__What you have to do__
Copy the material from its first line through the line containing "- data-point: [738, 834, 746, 842]", swapping "Pacific" for "Atlantic" and leaving everything else unchanged.

__Records for this task__
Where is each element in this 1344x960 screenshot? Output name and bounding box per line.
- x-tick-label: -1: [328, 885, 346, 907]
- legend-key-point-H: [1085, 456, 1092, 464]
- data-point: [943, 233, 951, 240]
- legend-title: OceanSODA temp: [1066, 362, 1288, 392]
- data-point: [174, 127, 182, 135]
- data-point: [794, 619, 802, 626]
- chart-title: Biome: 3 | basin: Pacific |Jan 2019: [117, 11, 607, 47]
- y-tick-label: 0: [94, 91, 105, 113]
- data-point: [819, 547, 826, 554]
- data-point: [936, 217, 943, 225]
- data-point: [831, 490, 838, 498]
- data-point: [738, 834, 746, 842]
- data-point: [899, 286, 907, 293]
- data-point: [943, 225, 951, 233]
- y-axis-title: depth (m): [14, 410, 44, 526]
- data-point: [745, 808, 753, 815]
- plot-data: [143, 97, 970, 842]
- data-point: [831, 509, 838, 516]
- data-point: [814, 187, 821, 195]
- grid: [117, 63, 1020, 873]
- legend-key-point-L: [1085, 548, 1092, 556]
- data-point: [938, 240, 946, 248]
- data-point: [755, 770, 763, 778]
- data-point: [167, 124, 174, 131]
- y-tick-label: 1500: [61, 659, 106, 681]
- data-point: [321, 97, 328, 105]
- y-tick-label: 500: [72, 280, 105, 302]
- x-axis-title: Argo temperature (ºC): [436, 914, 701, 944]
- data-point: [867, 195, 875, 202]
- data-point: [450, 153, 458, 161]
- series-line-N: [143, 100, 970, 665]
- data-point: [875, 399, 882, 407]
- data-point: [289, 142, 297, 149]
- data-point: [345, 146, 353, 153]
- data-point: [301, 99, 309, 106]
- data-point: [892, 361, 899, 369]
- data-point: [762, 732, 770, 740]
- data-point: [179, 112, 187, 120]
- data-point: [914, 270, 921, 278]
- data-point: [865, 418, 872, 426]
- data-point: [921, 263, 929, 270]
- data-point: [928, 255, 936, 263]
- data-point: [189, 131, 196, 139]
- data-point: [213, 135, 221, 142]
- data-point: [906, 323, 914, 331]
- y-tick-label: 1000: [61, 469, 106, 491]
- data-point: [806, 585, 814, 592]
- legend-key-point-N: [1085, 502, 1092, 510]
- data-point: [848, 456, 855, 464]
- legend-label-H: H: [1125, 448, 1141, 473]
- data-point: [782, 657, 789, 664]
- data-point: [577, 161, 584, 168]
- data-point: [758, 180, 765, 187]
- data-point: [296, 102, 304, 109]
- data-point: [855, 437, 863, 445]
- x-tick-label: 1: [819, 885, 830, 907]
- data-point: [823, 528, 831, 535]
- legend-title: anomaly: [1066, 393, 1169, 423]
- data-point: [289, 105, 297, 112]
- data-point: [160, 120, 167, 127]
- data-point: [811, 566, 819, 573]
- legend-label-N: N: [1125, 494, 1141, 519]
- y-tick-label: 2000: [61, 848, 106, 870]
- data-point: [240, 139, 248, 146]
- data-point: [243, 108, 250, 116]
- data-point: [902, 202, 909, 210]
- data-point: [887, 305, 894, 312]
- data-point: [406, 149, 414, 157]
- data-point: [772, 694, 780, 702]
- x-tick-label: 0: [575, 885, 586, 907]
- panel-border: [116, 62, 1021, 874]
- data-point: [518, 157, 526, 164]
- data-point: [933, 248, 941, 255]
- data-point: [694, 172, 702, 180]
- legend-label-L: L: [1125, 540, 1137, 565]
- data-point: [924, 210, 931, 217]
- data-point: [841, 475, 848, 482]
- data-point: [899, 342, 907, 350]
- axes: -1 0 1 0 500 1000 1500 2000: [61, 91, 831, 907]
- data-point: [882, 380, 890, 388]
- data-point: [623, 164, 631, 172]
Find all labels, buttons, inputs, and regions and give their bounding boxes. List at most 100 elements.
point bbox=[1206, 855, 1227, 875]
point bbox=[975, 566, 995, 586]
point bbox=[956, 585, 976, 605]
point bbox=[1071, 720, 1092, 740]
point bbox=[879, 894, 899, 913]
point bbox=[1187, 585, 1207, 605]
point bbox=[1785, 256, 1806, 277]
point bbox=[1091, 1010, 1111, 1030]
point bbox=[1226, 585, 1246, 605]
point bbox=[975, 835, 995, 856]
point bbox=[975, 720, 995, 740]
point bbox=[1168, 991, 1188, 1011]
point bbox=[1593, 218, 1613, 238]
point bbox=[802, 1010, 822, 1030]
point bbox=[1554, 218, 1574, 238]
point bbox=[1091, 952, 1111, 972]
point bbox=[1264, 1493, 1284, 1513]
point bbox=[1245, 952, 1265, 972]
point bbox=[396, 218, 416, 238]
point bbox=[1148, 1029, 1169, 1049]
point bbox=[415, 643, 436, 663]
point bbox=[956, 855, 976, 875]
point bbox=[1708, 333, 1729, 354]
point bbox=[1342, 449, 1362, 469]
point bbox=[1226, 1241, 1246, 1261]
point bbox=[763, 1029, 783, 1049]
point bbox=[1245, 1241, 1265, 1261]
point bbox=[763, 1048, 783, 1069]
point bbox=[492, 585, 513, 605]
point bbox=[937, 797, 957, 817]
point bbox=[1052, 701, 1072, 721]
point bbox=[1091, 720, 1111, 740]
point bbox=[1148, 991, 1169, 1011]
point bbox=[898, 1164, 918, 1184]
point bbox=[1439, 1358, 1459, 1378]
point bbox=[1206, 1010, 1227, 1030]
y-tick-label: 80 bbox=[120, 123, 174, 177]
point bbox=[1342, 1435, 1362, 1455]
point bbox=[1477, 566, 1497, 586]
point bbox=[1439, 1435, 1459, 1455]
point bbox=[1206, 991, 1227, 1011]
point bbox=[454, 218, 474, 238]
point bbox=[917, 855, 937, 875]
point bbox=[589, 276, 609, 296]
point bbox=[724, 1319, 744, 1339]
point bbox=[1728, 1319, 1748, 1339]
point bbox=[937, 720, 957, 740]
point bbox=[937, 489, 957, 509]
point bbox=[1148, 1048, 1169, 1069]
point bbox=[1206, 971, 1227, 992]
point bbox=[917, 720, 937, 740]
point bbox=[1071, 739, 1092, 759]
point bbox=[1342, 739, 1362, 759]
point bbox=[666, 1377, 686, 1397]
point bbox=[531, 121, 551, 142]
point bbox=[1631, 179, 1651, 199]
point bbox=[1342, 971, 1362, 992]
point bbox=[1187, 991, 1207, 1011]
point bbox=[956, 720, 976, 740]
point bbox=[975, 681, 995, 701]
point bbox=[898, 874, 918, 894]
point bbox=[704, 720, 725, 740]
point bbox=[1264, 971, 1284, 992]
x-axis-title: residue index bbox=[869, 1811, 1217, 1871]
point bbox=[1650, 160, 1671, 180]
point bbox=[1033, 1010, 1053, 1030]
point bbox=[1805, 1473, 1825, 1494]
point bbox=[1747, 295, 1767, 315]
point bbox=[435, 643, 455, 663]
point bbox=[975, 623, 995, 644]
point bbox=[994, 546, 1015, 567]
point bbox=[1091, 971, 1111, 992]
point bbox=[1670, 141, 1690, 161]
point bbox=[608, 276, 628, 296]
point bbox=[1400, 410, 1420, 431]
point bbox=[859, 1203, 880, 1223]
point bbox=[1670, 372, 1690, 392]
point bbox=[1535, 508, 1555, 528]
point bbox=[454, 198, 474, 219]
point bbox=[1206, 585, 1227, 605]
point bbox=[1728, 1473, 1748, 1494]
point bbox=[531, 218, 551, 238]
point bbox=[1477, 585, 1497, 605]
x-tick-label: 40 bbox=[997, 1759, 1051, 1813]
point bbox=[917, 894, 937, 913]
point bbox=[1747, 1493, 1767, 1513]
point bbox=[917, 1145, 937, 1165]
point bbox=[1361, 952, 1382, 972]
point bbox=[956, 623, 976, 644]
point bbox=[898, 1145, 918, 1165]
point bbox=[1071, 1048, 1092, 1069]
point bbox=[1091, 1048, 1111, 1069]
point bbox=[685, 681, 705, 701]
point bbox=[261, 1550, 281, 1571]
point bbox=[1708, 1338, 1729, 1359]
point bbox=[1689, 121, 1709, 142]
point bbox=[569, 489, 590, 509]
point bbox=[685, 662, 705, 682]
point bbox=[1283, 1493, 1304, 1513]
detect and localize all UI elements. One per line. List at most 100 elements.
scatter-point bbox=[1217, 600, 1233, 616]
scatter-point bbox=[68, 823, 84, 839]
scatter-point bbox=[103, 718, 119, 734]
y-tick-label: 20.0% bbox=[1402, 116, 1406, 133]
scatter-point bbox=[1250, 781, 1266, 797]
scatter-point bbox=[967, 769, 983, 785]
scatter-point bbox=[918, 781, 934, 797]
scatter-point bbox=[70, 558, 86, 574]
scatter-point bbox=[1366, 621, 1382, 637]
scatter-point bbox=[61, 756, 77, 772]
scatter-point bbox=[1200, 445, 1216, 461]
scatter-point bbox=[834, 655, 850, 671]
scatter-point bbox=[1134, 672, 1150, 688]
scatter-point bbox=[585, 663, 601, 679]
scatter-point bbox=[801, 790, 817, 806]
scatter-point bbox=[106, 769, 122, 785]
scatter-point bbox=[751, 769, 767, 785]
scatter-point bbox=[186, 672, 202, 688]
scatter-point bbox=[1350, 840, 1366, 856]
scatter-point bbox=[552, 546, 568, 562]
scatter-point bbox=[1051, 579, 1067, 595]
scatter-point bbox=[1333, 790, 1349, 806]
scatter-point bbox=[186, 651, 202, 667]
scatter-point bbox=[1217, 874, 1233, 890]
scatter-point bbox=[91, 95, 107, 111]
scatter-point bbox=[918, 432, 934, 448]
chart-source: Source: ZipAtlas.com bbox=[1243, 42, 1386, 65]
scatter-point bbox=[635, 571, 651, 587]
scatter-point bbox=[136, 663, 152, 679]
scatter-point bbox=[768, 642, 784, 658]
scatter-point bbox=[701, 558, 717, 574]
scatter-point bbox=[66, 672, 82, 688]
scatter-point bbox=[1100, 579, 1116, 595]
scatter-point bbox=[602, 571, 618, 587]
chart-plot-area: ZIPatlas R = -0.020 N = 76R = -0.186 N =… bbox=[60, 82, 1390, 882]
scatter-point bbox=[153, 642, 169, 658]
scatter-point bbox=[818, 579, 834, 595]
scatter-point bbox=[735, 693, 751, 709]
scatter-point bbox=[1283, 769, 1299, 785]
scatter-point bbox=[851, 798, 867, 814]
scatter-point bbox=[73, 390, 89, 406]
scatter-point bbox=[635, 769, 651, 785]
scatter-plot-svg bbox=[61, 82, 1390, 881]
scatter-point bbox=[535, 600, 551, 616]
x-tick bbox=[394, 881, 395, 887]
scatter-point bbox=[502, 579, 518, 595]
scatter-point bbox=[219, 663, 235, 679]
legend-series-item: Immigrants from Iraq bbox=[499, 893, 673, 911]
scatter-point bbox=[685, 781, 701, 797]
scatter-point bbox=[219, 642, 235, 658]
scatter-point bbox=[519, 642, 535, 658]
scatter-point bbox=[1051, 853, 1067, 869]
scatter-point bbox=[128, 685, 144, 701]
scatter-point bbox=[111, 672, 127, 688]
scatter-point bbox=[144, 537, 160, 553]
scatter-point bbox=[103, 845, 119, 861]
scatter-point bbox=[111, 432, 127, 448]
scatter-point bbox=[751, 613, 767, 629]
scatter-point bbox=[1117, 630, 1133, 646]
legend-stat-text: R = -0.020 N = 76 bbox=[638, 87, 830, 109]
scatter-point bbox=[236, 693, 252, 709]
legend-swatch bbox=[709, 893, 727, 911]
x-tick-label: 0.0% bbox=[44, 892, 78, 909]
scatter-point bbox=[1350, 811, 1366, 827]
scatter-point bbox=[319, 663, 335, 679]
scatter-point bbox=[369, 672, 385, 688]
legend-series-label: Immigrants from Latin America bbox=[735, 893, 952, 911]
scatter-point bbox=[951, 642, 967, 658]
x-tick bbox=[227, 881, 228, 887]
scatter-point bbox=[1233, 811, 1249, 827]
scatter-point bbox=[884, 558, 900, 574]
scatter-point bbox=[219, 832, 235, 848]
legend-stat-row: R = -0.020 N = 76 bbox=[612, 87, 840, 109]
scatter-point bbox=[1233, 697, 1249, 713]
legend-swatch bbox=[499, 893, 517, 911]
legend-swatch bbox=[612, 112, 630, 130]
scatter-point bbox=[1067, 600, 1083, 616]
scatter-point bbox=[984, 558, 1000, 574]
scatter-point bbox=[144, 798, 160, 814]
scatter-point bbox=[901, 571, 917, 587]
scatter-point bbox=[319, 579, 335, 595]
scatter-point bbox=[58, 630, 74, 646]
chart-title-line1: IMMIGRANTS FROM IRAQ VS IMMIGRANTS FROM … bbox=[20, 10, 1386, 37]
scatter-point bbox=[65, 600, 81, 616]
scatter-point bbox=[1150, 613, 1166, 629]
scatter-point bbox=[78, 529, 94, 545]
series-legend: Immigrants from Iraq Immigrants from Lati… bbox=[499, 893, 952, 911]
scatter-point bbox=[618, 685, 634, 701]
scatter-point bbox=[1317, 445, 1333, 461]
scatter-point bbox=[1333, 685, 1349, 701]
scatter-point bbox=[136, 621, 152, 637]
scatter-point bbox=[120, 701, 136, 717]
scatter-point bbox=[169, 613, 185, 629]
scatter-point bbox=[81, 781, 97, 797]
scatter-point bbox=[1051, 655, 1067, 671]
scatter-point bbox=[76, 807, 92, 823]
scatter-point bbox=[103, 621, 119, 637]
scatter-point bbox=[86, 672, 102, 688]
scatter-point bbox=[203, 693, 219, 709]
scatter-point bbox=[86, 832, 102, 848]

__Worked answer__
Where is each element in this 1344x960 screenshot? Output name and bounding box per line.
- x-tick-label: -1: [328, 885, 346, 907]
- legend-key-point-H: [1085, 456, 1092, 464]
- data-point: [943, 233, 951, 240]
- legend-title: OceanSODA temp: [1066, 362, 1288, 392]
- data-point: [174, 127, 182, 135]
- data-point: [794, 619, 802, 626]
- chart-title: Biome: 3 | basin: Atlantic |Jan 2019: [117, 11, 607, 47]
- y-tick-label: 0: [94, 91, 105, 113]
- data-point: [819, 547, 826, 554]
- data-point: [936, 217, 943, 225]
- data-point: [831, 490, 838, 498]
- data-point: [738, 834, 746, 842]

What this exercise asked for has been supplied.